PROVIDED RECORDS:
┌──

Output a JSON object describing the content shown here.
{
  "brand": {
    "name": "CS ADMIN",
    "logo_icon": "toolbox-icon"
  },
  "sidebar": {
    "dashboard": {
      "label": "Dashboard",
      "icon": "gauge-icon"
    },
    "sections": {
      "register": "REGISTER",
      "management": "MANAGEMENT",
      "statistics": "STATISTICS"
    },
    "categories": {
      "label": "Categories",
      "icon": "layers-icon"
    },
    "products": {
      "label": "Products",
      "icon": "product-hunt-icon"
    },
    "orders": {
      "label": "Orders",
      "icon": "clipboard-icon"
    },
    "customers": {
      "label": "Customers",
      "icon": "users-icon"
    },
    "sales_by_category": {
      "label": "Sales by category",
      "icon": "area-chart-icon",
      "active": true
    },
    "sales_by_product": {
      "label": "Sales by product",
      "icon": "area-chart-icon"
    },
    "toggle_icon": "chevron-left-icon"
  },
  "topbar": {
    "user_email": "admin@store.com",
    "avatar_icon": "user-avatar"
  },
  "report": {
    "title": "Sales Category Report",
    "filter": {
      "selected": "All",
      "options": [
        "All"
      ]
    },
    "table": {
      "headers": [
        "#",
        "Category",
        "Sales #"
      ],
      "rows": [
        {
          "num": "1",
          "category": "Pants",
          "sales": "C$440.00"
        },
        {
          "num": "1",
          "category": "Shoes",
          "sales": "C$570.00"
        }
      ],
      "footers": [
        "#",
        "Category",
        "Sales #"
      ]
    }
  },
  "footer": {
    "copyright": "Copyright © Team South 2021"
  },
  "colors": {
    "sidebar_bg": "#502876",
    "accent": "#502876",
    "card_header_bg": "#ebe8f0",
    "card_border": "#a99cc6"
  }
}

└──

Report only the number of lines that hold the string "label" in this listing.

ANSWER BELOW: 7